Omit images. Retype all entries verbatim.

□ □ □ □ □ □ □

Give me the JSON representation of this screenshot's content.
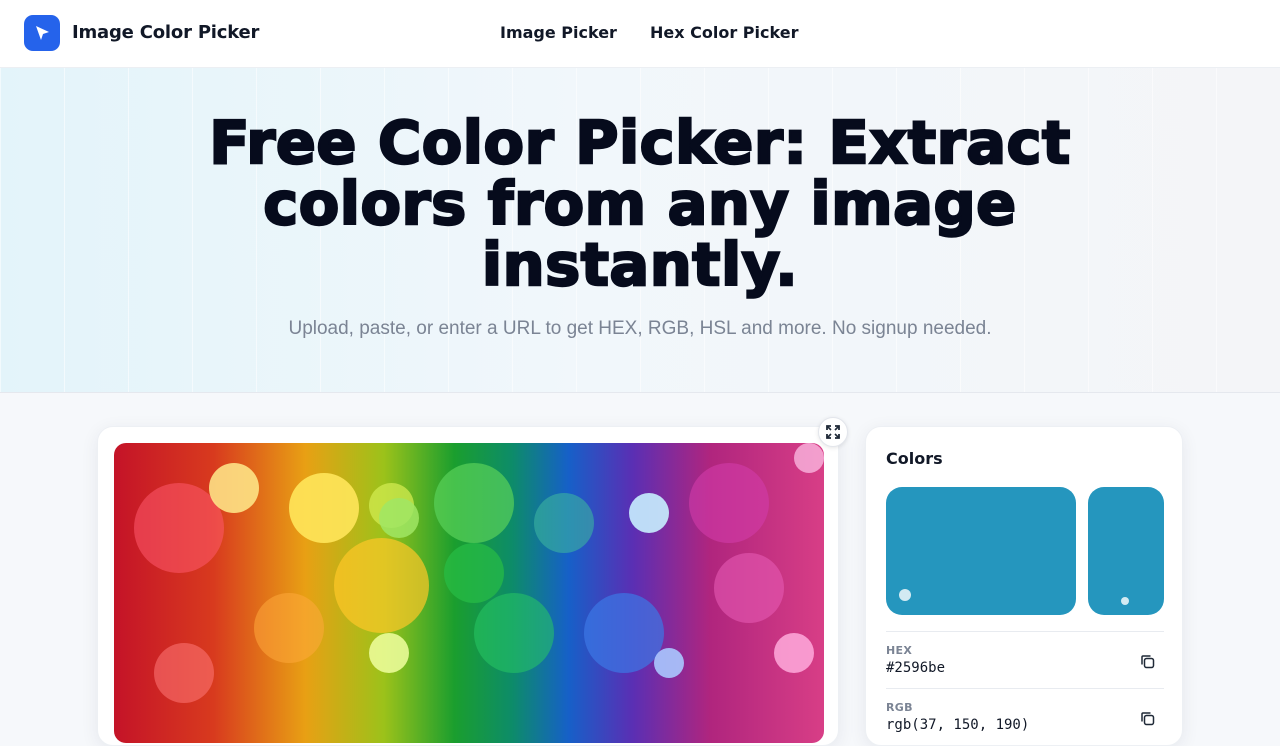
{
  "header": {
    "brand": "Image Color Picker",
    "logo_icon": "cursor-arrow-icon",
    "nav": [
      {
        "label": "Image Picker"
      },
      {
        "label": "Hex Color Picker"
      }
    ]
  },
  "hero": {
    "title_lines": [
      "Free Color Picker: Extract",
      "colors from any image",
      "instantly."
    ],
    "subtitle": "Upload, paste, or enter a URL to get HEX, RGB, HSL and more. No signup needed."
  },
  "image_panel": {
    "expand_icon": "expand-arrows-icon"
  },
  "colors_panel": {
    "title": "Colors",
    "selected_color": "#2596be",
    "rows": [
      {
        "label": "HEX",
        "value": "#2596be"
      },
      {
        "label": "RGB",
        "value": "rgb(37, 150, 190)"
      }
    ],
    "copy_icon": "copy-icon"
  },
  "colors": {
    "brand": "#2563eb",
    "swatch": "#2596be"
  }
}
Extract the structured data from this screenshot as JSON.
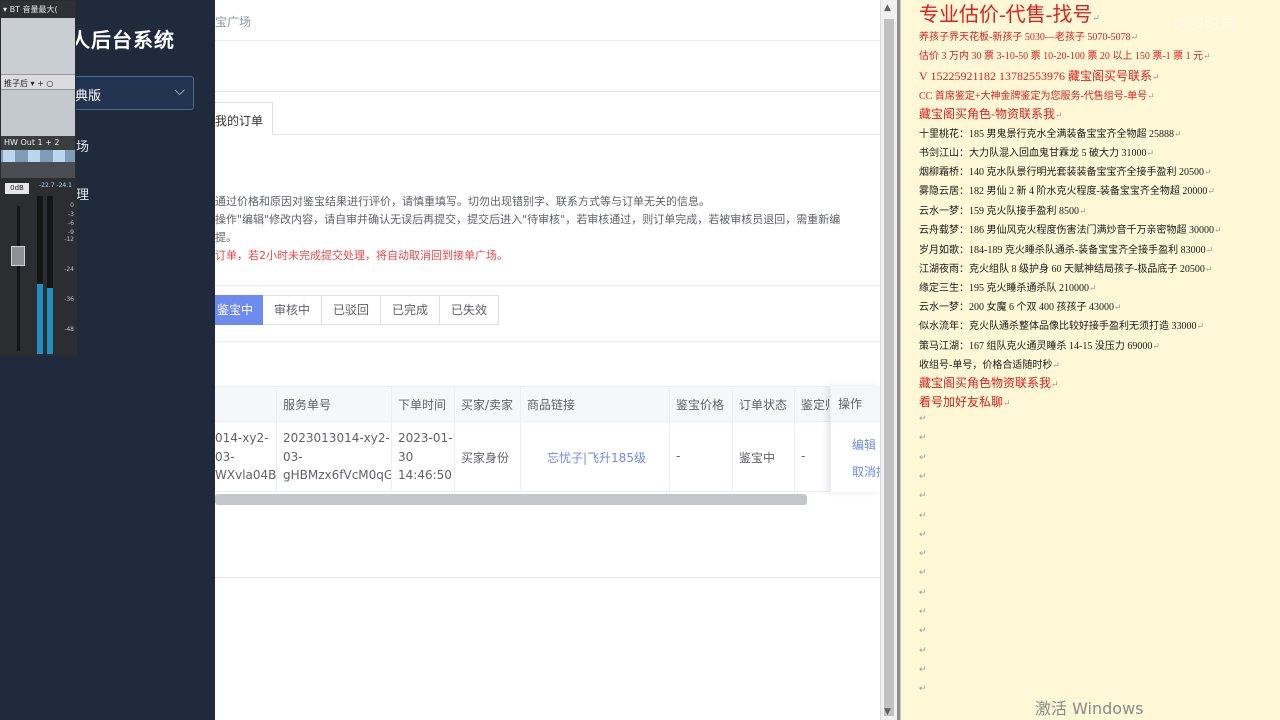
{
  "sidebar": {
    "title": "人后台系统",
    "version_select": "典版",
    "items": [
      "场",
      "理"
    ]
  },
  "mixer": {
    "track": "BT 音量最大(",
    "insert": "推子后 ▾ + ○",
    "output": "HW Out 1 + 2",
    "gain": "0dB",
    "peak": "-22.7 -24.1",
    "scale": [
      "0",
      "-3",
      "-6",
      "-9",
      "-12",
      "-24",
      "-36",
      "-48"
    ]
  },
  "main": {
    "breadcrumb": "宝广场",
    "tab": "我的订单",
    "notes": [
      "通过价格和原因对鉴宝结果进行评价，请慎重填写。切勿出现错别字、联系方式等与订单无关的信息。",
      "操作\"编辑\"修改内容，请自审并确认无误后再提交，提交后进入\"待审核\"，若审核通过，则订单完成，若被审核员退回，需重新编",
      "提。",
      "订单，若2小时未完成提交处理，将自动取消回到接单广场。"
    ],
    "status_tabs": [
      "鉴宝中",
      "审核中",
      "已驳回",
      "已完成",
      "已失效"
    ],
    "table": {
      "headers": [
        "",
        "服务单号",
        "下单时间",
        "买家/卖家",
        "商品链接",
        "鉴宝价格",
        "订单状态",
        "鉴定师"
      ],
      "operation_header": "操作",
      "row": {
        "order_lines": [
          "014-xy2-",
          "03-",
          "WXvla04B"
        ],
        "service_lines": [
          "2023013014-xy2-",
          "03-",
          "gHBMzx6fVcM0qG"
        ],
        "time_lines": [
          "2023-01-",
          "30",
          "14:46:50"
        ],
        "role": "买家身份",
        "link": "忘忧子|飞升185级",
        "price": "-",
        "status": "鉴宝中",
        "appraiser": "-",
        "ops": [
          "编辑",
          "取消接"
        ]
      }
    }
  },
  "doc": {
    "headline": "专业估价-代售-找号",
    "lines": [
      {
        "t": "养孩子界天花板-新孩子 5030—老孩子 5070-5078",
        "cls": "red"
      },
      {
        "t": "估价 3 万内 30 票 3-10-50 票 10-20-100 票 20 以上 150 票-1 票 1 元",
        "cls": "red"
      },
      {
        "t": "V 15225921182     13782553976   藏宝阁买号联系",
        "cls": "red m"
      },
      {
        "t": "CC 首席鉴定+大神金牌鉴定为您服务-代售组号-单号",
        "cls": "red"
      },
      {
        "t": "藏宝阁买角色-物资联系我",
        "cls": "red m"
      },
      {
        "t": "十里桃花：185 男鬼景行克水全满装备宝宝齐全物超 25888",
        "cls": ""
      },
      {
        "t": "书剑江山：大力队混入回血鬼甘霖龙 5 破大力 31000",
        "cls": ""
      },
      {
        "t": "烟柳霜桥：140 克水队景行明光套装装备宝宝齐全接手盈利 20500",
        "cls": ""
      },
      {
        "t": "雾隐云居：182 男仙 2 新 4 阶水克火程度-装备宝宝齐全物超 20000",
        "cls": ""
      },
      {
        "t": "云水一梦：159 克火队接手盈利 8500",
        "cls": ""
      },
      {
        "t": "云舟载梦：186 男仙风克火程度伤害法门满炒音千万亲密物超 30000",
        "cls": ""
      },
      {
        "t": "岁月如歌：184-189 克火睡杀队通杀-装备宝宝齐全接手盈利 83000",
        "cls": ""
      },
      {
        "t": "江湖夜雨：克火组队 8 级护身 60 天赋神结局孩子-极品底子 20500",
        "cls": ""
      },
      {
        "t": "缘定三生：195 克火睡杀通杀队 210000",
        "cls": ""
      },
      {
        "t": "云水一梦：200 女魔 6 个双 400 孩孩子 43000",
        "cls": ""
      },
      {
        "t": "似水流年：克火队通杀整体品像比较好接手盈利无须打造 33000",
        "cls": ""
      },
      {
        "t": "策马江湖：167 组队克火通灵睡杀 14-15 没压力 69000",
        "cls": ""
      },
      {
        "t": "收组号-单号，价格合适随时秒",
        "cls": ""
      },
      {
        "t": "藏宝阁买角色物资联系我",
        "cls": "red m"
      },
      {
        "t": "看号加好友私聊",
        "cls": "red m"
      }
    ],
    "para_mark": "↵",
    "watermark": "⊙ 实时通",
    "activate": "激活 Windows"
  }
}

□ □ □ □ □ □ □

Response to the exercise
Give me the JSON representation of this screenshot's content.
{
  "header": {
    "brand": "Image Color Picker",
    "logo_icon": "cursor-arrow-icon",
    "nav": [
      {
        "label": "Image Picker"
      },
      {
        "label": "Hex Color Picker"
      }
    ]
  },
  "hero": {
    "title_lines": [
      "Free Color Picker: Extract",
      "colors from any image",
      "instantly."
    ],
    "subtitle": "Upload, paste, or enter a URL to get HEX, RGB, HSL and more. No signup needed."
  },
  "image_panel": {
    "expand_icon": "expand-arrows-icon"
  },
  "colors_panel": {
    "title": "Colors",
    "selected_color": "#2596be",
    "rows": [
      {
        "label": "HEX",
        "value": "#2596be"
      },
      {
        "label": "RGB",
        "value": "rgb(37, 150, 190)"
      }
    ],
    "copy_icon": "copy-icon"
  },
  "colors": {
    "brand": "#2563eb",
    "swatch": "#2596be"
  }
}
Extract the structured data from this screenshot as JSON.
{
  "sidebar": {
    "title": "人后台系统",
    "version_select": "典版",
    "items": [
      "场",
      "理"
    ]
  },
  "mixer": {
    "track": "BT 音量最大(",
    "insert": "推子后 ▾ + ○",
    "output": "HW Out 1 + 2",
    "gain": "0dB",
    "peak": "-22.7 -24.1",
    "scale": [
      "0",
      "-3",
      "-6",
      "-9",
      "-12",
      "-24",
      "-36",
      "-48"
    ]
  },
  "main": {
    "breadcrumb": "宝广场",
    "tab": "我的订单",
    "notes": [
      "通过价格和原因对鉴宝结果进行评价，请慎重填写。切勿出现错别字、联系方式等与订单无关的信息。",
      "操作\"编辑\"修改内容，请自审并确认无误后再提交，提交后进入\"待审核\"，若审核通过，则订单完成，若被审核员退回，需重新编",
      "提。",
      "订单，若2小时未完成提交处理，将自动取消回到接单广场。"
    ],
    "status_tabs": [
      "鉴宝中",
      "审核中",
      "已驳回",
      "已完成",
      "已失效"
    ],
    "table": {
      "headers": [
        "",
        "服务单号",
        "下单时间",
        "买家/卖家",
        "商品链接",
        "鉴宝价格",
        "订单状态",
        "鉴定师"
      ],
      "operation_header": "操作",
      "row": {
        "order_lines": [
          "014-xy2-",
          "03-",
          "WXvla04B"
        ],
        "service_lines": [
          "2023013014-xy2-",
          "03-",
          "gHBMzx6fVcM0qG"
        ],
        "time_lines": [
          "2023-01-",
          "30",
          "14:46:50"
        ],
        "role": "买家身份",
        "link": "忘忧子|飞升185级",
        "price": "-",
        "status": "鉴宝中",
        "appraiser": "-",
        "ops": [
          "编辑",
          "取消接"
        ]
      }
    }
  },
  "doc": {
    "headline": "专业估价-代售-找号",
    "lines": [
      {
        "t": "养孩子界天花板-新孩子 5030—老孩子 5070-5078",
        "cls": "red"
      },
      {
        "t": "估价 3 万内 30 票 3-10-50 票 10-20-100 票 20 以上 150 票-1 票 1 元",
        "cls": "red"
      },
      {
        "t": "V 15225921182     13782553976   藏宝阁买号联系",
        "cls": "red m"
      },
      {
        "t": "CC 首席鉴定+大神金牌鉴定为您服务-代售组号-单号",
        "cls": "red"
      },
      {
        "t": "藏宝阁买角色-物资联系我",
        "cls": "red m"
      },
      {
        "t": "十里桃花：185 男鬼景行克水全满装备宝宝齐全物超 25888",
        "cls": ""
      },
      {
        "t": "书剑江山：大力队混入回血鬼甘霖龙 5 破大力 31000",
        "cls": ""
      },
      {
        "t": "烟柳霜桥：140 克水队景行明光套装装备宝宝齐全接手盈利 20500",
        "cls": ""
      },
      {
        "t": "雾隐云居：182 男仙 2 新 4 阶水克火程度-装备宝宝齐全物超 20000",
        "cls": ""
      },
      {
        "t": "云水一梦：159 克火队接手盈利 8500",
        "cls": ""
      },
      {
        "t": "云舟载梦：186 男仙风克火程度伤害法门满炒音千万亲密物超 30000",
        "cls": ""
      },
      {
        "t": "岁月如歌：184-189 克火睡杀队通杀-装备宝宝齐全接手盈利 83000",
        "cls": ""
      },
      {
        "t": "江湖夜雨：克火组队 8 级护身 60 天赋神结局孩子-极品底子 20500",
        "cls": ""
      },
      {
        "t": "缘定三生：195 克火睡杀通杀队 210000",
        "cls": ""
      },
      {
        "t": "云水一梦：200 女魔 6 个双 400 孩孩子 43000",
        "cls": ""
      },
      {
        "t": "似水流年：克火队通杀整体品像比较好接手盈利无须打造 33000",
        "cls": ""
      },
      {
        "t": "策马江湖：167 组队克火通灵睡杀 14-15 没压力 69000",
        "cls": ""
      },
      {
        "t": "收组号-单号，价格合适随时秒",
        "cls": ""
      },
      {
        "t": "藏宝阁买角色物资联系我",
        "cls": "red m"
      },
      {
        "t": "看号加好友私聊",
        "cls": "red m"
      }
    ],
    "para_mark": "↵",
    "watermark": "⊙ 实时通",
    "activate": "激活 Windows"
  }
}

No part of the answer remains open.